> **Task to complete**
Search the material for the string "text" and copy each line where it occurs.

Recorded data:
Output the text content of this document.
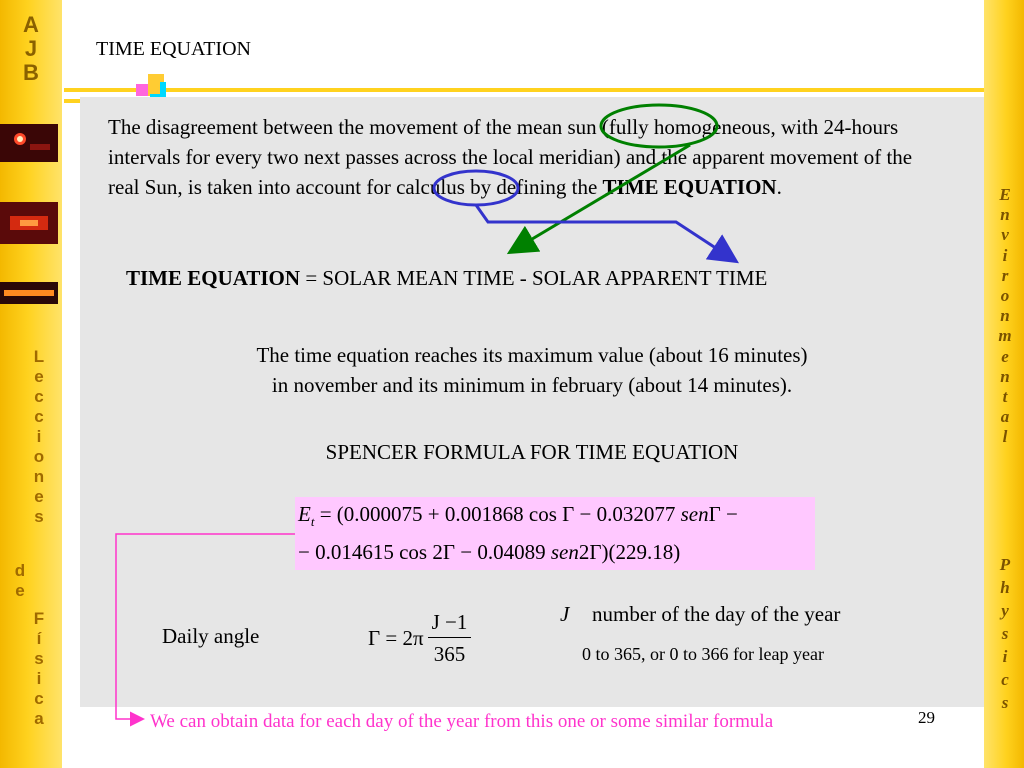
A
J
B
L
e
c
c
i
o
n
e
s
d
e
F
í
s
i
c
a
E
n
v
i
r
o
n
m
e
n
t
a
l
P
h
y
s
i
c
s
TIME EQUATION
The disagreement between the movement of the mean sun (fully homogeneous, with 24-hours intervals for every two next passes across the local meridian) and the apparent movement of the real Sun, is taken into account for calculus by defining the TIME EQUATION.
TIME EQUATION = SOLAR MEAN TIME - SOLAR APPARENT TIME
The time equation reaches its maximum value (about 16 minutes)
in november and its minimum in february (about 14 minutes).
SPENCER FORMULA FOR TIME EQUATION
$E_t = (0.000075 + 0.001868$ cos Γ − 0.032077 senΓ −
− 0.014615 cos 2Γ − 0.04089 sen2Γ)(229.18)
Daily angle	$\Gamma = 2\pi \frac{J -1}{365}$	J number of the day of the year
0 to 365, or 0 to 366 for leap year
29
We can obtain data for each day of the year from this one or some similar formula
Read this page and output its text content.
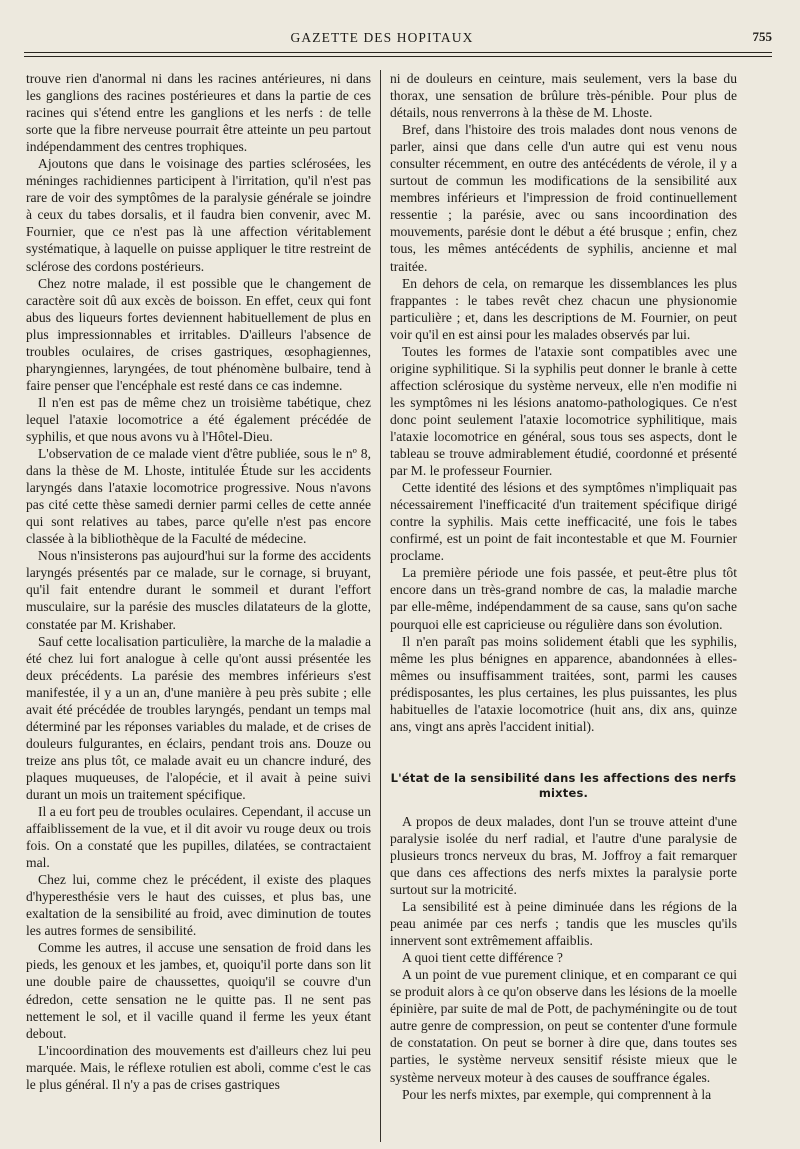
GAZETTE DES HOPITAUX	755

trouve rien d'anormal ni dans les racines antérieures, ni dans les ganglions des racines postérieures et dans la partie de ces racines qui s'étend entre les ganglions et les nerfs : de telle sorte que la fibre nerveuse pourrait être atteinte un peu partout indépendamment des centres trophiques.

Ajoutons que dans le voisinage des parties sclérosées, les méninges rachidiennes participent à l'irritation, qu'il n'est pas rare de voir des symptômes de la paralysie générale se joindre à ceux du tabes dorsalis, et il faudra bien convenir, avec M. Fournier, que ce n'est pas là une affection véritablement systématique, à laquelle on puisse appliquer le titre restreint de sclérose des cordons postérieurs.

Chez notre malade, il est possible que le changement de caractère soit dû aux excès de boisson. En effet, ceux qui font abus des liqueurs fortes deviennent habituellement de plus en plus impressionnables et irritables. D'ailleurs l'absence de troubles oculaires, de crises gastriques, œsophagiennes, pharyngiennes, laryngées, de tout phénomène bulbaire, tend à faire penser que l'encéphale est resté dans ce cas indemne.

Il n'en est pas de même chez un troisième tabétique, chez lequel l'ataxie locomotrice a été également précédée de syphilis, et que nous avons vu à l'Hôtel-Dieu.

L'observation de ce malade vient d'être publiée, sous le nº 8, dans la thèse de M. Lhoste, intitulée Étude sur les accidents laryngés dans l'ataxie locomotrice progressive. Nous n'avons pas cité cette thèse samedi dernier parmi celles de cette année qui sont relatives au tabes, parce qu'elle n'est pas encore classée à la bibliothèque de la Faculté de médecine.

Nous n'insisterons pas aujourd'hui sur la forme des accidents laryngés présentés par ce malade, sur le cornage, si bruyant, qu'il fait entendre durant le sommeil et durant l'effort musculaire, sur la parésie des muscles dilatateurs de la glotte, constatée par M. Krishaber.

Sauf cette localisation particulière, la marche de la maladie a été chez lui fort analogue à celle qu'ont aussi présentée les deux précédents. La parésie des membres inférieurs s'est manifestée, il y a un an, d'une manière à peu près subite ; elle avait été précédée de troubles laryngés, pendant un temps mal déterminé par les réponses variables du malade, et de crises de douleurs fulgurantes, en éclairs, pendant trois ans. Douze ou treize ans plus tôt, ce malade avait eu un chancre induré, des plaques muqueuses, de l'alopécie, et il avait à peine suivi durant un mois un traitement spécifique.

Il a eu fort peu de troubles oculaires. Cependant, il accuse un affaiblissement de la vue, et il dit avoir vu rouge deux ou trois fois. On a constaté que les pupilles, dilatées, se contractaient mal.

Chez lui, comme chez le précédent, il existe des plaques d'hyperesthésie vers le haut des cuisses, et plus bas, une exaltation de la sensibilité au froid, avec diminution de toutes les autres formes de sensibilité.

Comme les autres, il accuse une sensation de froid dans les pieds, les genoux et les jambes, et, quoiqu'il porte dans son lit une double paire de chaussettes, quoiqu'il se couvre d'un édredon, cette sensation ne le quitte pas. Il ne sent pas nettement le sol, et il vacille quand il ferme les yeux étant debout.

L'incoordination des mouvements est d'ailleurs chez lui peu marquée. Mais, le réflexe rotulien est aboli, comme c'est le cas le plus général. Il n'y a pas de crises gastriques

ni de douleurs en ceinture, mais seulement, vers la base du thorax, une sensation de brûlure très-pénible. Pour plus de détails, nous renverrons à la thèse de M. Lhoste.

Bref, dans l'histoire des trois malades dont nous venons de parler, ainsi que dans celle d'un autre qui est venu nous consulter récemment, en outre des antécédents de vérole, il y a surtout de commun les modifications de la sensibilité aux membres inférieurs et l'impression de froid continuellement ressentie ; la parésie, avec ou sans incoordination des mouvements, parésie dont le début a été brusque ; enfin, chez tous, les mêmes antécédents de syphilis, ancienne et mal traitée.

En dehors de cela, on remarque les dissemblances les plus frappantes : le tabes revêt chez chacun une physionomie particulière ; et, dans les descriptions de M. Fournier, on peut voir qu'il en est ainsi pour les malades observés par lui.

Toutes les formes de l'ataxie sont compatibles avec une origine syphilitique. Si la syphilis peut donner le branle à cette affection sclérosique du système nerveux, elle n'en modifie ni les symptômes ni les lésions anatomo-pathologiques. Ce n'est donc point seulement l'ataxie locomotrice syphilitique, mais l'ataxie locomotrice en général, sous tous ses aspects, dont le tableau se trouve admirablement étudié, coordonné et présenté par M. le professeur Fournier.

Cette identité des lésions et des symptômes n'impliquait pas nécessairement l'inefficacité d'un traitement spécifique dirigé contre la syphilis. Mais cette inefficacité, une fois le tabes confirmé, est un point de fait incontestable et que M. Fournier proclame.

La première période une fois passée, et peut-être plus tôt encore dans un très-grand nombre de cas, la maladie marche par elle-même, indépendamment de sa cause, sans qu'on sache pourquoi elle est capricieuse ou régulière dans son évolution.

Il n'en paraît pas moins solidement établi que les syphilis, même les plus bénignes en apparence, abandonnées à elles-mêmes ou insuffisamment traitées, sont, parmi les causes prédisposantes, les plus certaines, les plus puissantes, les plus habituelles de l'ataxie locomotrice (huit ans, dix ans, quinze ans, vingt ans après l'accident initial).

L'état de la sensibilité dans les affections des nerfs mixtes.

A propos de deux malades, dont l'un se trouve atteint d'une paralysie isolée du nerf radial, et l'autre d'une paralysie de plusieurs troncs nerveux du bras, M. Joffroy a fait remarquer que dans ces affections des nerfs mixtes la paralysie porte surtout sur la motricité.

La sensibilité est à peine diminuée dans les régions de la peau animée par ces nerfs ; tandis que les muscles qu'ils innervent sont extrêmement affaiblis.

A quoi tient cette différence ?

A un point de vue purement clinique, et en comparant ce qui se produit alors à ce qu'on observe dans les lésions de la moelle épinière, par suite de mal de Pott, de pachyméningite ou de tout autre genre de compression, on peut se contenter d'une formule de constatation. On peut se borner à dire que, dans toutes ses parties, le système nerveux sensitif résiste mieux que le système nerveux moteur à des causes de souffrance égales.

Pour les nerfs mixtes, par exemple, qui comprennent à la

> **Output of the exercise**
Output the text content of this document.
Read this page and output its text content.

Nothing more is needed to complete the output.